[start Passage to read]
Injecting Some Moneyball into Student Testing

I’ve always been one to find love in both the art and science of a given subject. As a lifelong baseball fan – and a pretty poor baseball player through high school – I quickly embraced Ted Williams’ The Science of Hitting, believing that the charts and graphs explaining strike zones and such would somehow transform me from a doubles hitter into a homerun machine. Sadly, it never did.

I’m also an unabashed fan of the New York Mets, and have been since the early 1980s. For more than three decades, I have endured the highs and lows (mostly lows) of rooting for the Metropolitans and in believing this might just be the year.

Sadly, the 2018 season wasn’t that year for the Mets. But it was such a year for Mets ace Jacob deGrom. Last week, the All-Star received the Cy Young, recognizing the best pitcher in the National League. It was a well-deserved honor, recognizing one of the best seasons a starting pitcher has ever had, including an earned run average of only 1.70, a WHIP of 0.912, and 269 strikeouts in 217 innings pitched. DeGrom secured the first place position on all but one of the ballots cast this year, offering a rare highlight in another tough Mets season.
[end Passage to read]
§ Short task A: In the piece on Moneyball and student testing, what earned run average did Jacob deGrom post?
[start Data for this task]
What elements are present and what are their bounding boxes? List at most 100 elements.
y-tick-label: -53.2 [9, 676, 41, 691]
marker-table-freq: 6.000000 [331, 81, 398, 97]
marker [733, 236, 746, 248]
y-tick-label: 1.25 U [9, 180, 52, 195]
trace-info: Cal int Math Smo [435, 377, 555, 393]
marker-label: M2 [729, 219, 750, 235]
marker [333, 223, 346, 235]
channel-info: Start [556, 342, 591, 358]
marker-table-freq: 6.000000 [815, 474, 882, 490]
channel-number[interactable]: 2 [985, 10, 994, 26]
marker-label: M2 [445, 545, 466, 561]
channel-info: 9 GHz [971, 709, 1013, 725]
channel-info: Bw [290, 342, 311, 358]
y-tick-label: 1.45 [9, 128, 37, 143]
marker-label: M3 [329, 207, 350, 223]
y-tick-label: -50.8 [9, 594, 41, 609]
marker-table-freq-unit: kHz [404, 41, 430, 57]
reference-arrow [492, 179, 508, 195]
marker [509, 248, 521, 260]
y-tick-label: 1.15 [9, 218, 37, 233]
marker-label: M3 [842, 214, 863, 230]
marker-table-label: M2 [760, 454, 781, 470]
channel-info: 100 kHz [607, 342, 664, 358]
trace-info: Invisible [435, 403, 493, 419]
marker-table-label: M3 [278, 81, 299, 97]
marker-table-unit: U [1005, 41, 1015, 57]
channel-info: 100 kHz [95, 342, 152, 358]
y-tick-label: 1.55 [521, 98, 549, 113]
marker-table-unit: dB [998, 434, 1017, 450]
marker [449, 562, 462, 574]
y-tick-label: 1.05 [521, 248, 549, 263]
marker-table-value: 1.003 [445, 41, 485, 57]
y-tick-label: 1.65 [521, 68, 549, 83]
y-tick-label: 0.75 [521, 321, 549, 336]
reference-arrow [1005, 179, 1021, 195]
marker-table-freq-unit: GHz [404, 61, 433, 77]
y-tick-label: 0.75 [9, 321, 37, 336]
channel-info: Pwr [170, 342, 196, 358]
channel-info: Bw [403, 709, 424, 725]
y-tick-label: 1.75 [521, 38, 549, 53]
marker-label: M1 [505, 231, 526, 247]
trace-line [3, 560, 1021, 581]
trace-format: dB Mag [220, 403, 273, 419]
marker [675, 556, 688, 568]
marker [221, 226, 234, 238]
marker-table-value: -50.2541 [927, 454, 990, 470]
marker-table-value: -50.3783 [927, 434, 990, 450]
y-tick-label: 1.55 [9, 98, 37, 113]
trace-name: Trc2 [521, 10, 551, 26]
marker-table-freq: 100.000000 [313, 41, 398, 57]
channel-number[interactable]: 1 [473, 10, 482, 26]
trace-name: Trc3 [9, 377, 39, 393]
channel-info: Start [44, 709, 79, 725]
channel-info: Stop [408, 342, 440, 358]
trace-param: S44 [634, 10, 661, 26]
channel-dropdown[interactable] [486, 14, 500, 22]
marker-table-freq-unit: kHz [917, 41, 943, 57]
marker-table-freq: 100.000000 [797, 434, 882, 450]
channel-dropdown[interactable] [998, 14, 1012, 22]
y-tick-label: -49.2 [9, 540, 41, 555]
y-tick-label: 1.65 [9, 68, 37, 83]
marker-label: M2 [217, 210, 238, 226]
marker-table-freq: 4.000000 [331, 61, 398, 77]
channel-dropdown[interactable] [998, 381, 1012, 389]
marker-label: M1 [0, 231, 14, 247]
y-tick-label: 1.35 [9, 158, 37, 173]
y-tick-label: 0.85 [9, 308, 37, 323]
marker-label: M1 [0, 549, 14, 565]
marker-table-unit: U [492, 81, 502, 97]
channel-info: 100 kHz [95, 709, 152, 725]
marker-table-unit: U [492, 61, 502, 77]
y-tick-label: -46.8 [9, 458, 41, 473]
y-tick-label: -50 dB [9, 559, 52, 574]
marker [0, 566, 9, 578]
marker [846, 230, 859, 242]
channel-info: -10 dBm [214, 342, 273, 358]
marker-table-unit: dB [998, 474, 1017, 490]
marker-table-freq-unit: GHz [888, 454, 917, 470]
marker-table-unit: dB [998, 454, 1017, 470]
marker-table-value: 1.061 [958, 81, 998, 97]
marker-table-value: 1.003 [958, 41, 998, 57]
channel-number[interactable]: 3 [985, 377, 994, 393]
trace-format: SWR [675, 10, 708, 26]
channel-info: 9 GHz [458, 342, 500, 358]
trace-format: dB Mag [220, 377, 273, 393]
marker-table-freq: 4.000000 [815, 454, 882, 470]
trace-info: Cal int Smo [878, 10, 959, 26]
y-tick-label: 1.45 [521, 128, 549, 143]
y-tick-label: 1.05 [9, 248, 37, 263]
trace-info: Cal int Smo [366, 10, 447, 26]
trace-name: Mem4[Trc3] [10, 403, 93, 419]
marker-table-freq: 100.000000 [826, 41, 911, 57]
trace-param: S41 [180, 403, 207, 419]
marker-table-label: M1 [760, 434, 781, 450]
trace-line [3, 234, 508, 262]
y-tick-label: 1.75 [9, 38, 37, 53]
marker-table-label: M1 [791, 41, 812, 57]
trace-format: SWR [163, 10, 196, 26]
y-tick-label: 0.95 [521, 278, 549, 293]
[end Data for this task]
§ Short task B: Please return the records without changes, beginning at their first line and stopping after the line that contains "marker-label: M2 [729, 219, 750, 235]".

§ Exercise answer A: 1.70

§ Exercise answer B:
What elements are present and what are their bounding boxes? List at most 100 elements.
y-tick-label: -53.2 [9, 676, 41, 691]
marker-table-freq: 6.000000 [331, 81, 398, 97]
marker [733, 236, 746, 248]
y-tick-label: 1.25 U [9, 180, 52, 195]
trace-info: Cal int Math Smo [435, 377, 555, 393]
marker-label: M2 [729, 219, 750, 235]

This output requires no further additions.